Records provided =
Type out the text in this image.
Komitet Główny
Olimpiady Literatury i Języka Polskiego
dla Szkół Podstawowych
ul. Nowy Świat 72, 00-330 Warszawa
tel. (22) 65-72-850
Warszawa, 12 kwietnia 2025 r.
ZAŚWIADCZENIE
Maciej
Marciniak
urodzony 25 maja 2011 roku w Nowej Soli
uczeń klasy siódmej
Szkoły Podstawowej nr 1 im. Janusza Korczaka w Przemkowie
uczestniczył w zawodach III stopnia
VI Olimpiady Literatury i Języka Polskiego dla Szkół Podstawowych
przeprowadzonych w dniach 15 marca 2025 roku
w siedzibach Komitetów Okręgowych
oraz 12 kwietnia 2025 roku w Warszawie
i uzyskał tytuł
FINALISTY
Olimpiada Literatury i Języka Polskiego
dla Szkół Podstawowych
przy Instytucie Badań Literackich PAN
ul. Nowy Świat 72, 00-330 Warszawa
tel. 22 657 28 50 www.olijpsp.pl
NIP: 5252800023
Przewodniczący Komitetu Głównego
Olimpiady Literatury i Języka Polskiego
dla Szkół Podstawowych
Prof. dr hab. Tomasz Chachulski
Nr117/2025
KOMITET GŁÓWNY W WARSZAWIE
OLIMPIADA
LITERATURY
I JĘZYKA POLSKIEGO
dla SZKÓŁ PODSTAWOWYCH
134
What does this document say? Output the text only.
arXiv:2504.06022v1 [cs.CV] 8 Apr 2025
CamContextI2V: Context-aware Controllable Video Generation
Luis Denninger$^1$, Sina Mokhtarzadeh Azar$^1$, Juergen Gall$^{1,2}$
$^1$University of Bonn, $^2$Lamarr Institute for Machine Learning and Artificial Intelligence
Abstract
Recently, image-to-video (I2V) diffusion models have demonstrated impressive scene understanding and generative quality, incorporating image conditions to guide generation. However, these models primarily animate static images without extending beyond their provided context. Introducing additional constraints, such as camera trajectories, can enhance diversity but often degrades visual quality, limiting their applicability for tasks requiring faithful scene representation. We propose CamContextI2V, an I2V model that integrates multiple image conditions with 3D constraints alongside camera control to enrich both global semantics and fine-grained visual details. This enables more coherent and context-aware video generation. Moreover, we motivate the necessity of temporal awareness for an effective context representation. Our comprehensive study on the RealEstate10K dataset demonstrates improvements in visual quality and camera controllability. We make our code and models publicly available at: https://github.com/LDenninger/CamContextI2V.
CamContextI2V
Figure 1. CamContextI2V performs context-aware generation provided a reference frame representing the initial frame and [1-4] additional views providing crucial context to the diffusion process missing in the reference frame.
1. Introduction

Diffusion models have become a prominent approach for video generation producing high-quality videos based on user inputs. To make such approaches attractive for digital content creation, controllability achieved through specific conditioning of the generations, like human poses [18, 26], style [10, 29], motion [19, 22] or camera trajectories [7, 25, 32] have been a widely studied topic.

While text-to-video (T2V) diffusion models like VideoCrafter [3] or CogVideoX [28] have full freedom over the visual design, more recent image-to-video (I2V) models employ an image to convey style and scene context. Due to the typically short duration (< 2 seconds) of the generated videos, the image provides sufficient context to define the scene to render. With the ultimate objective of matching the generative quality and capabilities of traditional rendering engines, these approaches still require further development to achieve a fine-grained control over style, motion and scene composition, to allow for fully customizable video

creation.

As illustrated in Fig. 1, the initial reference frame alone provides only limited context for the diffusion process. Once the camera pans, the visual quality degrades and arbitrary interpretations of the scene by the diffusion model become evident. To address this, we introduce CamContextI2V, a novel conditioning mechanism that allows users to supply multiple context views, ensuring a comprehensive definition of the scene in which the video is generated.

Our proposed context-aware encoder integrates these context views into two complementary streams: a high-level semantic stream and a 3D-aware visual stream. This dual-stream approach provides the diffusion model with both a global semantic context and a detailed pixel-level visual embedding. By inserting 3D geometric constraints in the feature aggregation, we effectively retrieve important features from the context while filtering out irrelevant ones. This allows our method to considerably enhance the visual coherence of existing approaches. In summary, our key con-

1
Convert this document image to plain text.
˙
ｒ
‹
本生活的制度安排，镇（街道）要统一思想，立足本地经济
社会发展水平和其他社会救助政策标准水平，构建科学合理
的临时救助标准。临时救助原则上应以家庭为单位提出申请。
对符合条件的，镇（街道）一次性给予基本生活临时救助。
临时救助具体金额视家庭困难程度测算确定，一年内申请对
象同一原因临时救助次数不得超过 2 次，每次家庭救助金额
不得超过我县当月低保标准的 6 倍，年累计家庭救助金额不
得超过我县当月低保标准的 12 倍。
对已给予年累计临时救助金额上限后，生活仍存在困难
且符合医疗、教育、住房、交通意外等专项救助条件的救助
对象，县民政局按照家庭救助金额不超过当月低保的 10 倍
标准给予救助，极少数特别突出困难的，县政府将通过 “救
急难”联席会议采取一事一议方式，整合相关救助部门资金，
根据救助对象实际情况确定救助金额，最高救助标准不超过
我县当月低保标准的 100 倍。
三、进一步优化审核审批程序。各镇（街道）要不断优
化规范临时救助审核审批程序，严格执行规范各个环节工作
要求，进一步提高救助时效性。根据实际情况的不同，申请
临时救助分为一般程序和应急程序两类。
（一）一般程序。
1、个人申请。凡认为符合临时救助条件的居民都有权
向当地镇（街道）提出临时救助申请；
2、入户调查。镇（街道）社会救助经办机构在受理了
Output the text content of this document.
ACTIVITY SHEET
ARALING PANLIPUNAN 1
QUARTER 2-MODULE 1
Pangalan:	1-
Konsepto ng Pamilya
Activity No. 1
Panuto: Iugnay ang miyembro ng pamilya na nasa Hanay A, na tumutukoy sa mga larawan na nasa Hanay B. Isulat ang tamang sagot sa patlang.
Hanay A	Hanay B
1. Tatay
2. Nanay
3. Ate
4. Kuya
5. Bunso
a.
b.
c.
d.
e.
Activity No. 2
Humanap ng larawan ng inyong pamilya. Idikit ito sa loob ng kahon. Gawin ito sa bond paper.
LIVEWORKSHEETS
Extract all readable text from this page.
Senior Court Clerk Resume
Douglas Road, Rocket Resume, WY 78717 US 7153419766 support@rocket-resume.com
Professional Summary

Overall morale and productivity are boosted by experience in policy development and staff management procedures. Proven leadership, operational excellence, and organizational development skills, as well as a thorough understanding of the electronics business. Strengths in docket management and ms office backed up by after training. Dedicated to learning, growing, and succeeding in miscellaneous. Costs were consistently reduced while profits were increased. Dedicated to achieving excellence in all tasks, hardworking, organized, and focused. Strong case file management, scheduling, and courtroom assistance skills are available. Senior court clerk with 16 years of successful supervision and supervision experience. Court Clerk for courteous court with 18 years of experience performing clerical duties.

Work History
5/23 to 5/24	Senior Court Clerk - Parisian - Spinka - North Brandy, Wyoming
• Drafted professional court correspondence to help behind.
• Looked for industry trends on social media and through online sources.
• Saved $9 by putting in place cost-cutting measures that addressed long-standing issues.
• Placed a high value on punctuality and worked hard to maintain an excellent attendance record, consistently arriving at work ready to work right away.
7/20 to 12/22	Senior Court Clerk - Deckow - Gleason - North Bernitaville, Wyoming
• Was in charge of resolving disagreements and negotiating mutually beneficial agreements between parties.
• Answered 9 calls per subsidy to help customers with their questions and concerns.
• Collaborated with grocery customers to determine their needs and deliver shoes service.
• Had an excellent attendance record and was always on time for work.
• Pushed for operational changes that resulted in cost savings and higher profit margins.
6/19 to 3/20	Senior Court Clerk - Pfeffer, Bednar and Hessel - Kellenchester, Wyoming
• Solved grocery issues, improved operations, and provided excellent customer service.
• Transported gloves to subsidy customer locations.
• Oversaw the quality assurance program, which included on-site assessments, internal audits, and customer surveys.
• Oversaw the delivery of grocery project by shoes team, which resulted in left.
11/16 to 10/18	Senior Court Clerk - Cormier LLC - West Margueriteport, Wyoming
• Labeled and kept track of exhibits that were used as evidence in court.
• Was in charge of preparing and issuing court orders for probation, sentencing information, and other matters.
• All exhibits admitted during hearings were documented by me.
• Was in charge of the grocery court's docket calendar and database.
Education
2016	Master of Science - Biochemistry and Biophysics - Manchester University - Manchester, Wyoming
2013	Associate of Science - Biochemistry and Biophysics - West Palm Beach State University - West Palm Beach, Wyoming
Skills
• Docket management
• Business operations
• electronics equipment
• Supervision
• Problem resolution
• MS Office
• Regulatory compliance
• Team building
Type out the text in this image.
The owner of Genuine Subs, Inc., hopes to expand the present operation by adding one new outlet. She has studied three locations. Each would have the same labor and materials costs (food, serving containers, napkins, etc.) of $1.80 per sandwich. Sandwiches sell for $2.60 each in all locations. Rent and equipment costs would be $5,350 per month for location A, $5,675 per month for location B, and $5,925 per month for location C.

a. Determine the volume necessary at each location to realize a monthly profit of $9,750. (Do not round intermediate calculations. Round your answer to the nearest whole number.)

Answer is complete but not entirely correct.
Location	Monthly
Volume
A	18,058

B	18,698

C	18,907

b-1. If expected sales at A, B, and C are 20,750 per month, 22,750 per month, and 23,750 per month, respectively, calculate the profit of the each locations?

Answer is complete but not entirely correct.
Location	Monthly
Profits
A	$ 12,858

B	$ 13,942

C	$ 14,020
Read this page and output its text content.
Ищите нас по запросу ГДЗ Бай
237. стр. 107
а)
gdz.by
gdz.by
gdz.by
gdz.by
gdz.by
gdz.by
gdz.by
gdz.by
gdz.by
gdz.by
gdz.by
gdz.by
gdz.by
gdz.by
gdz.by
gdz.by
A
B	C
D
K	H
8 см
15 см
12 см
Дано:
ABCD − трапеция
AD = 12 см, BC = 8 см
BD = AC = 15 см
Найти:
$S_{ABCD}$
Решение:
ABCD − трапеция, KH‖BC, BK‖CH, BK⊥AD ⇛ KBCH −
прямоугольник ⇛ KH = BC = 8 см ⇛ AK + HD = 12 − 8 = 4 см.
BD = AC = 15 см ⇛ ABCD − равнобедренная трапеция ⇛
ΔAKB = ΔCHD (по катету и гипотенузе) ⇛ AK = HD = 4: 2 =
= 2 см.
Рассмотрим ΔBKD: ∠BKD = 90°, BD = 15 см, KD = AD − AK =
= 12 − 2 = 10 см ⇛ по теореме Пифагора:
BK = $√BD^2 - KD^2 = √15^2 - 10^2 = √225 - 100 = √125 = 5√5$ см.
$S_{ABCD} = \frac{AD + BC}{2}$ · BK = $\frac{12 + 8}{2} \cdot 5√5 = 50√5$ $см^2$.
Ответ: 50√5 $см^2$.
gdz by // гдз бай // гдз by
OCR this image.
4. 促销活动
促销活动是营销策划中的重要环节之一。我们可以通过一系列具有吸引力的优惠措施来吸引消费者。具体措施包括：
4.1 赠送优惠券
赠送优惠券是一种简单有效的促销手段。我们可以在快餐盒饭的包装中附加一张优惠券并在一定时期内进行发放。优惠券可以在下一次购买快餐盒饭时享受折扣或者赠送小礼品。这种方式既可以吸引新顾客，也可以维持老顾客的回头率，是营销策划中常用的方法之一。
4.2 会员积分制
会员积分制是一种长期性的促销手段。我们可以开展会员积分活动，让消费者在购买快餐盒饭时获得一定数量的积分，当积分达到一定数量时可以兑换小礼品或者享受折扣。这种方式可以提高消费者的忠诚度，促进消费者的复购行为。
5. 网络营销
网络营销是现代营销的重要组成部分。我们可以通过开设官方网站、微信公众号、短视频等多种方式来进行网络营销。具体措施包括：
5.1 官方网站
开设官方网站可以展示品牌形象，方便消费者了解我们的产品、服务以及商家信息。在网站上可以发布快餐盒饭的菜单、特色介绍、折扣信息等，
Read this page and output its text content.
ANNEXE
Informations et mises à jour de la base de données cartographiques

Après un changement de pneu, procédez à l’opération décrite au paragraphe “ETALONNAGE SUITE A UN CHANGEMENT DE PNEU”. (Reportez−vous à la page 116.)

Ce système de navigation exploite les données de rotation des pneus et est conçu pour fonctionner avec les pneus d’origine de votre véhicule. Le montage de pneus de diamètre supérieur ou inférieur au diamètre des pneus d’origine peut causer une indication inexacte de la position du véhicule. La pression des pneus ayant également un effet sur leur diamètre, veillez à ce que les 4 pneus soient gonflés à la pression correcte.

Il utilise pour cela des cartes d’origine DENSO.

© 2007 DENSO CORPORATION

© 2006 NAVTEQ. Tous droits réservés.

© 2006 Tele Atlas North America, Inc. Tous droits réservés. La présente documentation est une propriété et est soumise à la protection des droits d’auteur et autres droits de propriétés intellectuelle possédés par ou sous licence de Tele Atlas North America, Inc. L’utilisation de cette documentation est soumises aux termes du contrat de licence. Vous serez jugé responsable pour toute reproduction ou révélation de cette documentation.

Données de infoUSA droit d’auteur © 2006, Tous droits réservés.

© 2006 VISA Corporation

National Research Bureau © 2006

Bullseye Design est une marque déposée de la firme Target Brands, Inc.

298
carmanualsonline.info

Exercise details = Only lines that contain the word "resulted" are wanted; copy each of them.

Expected output =
• Pushed for operational changes that resulted in cost savings and higher profit margins.
• Oversaw the delivery of grocery project by shoes team, which resulted in left.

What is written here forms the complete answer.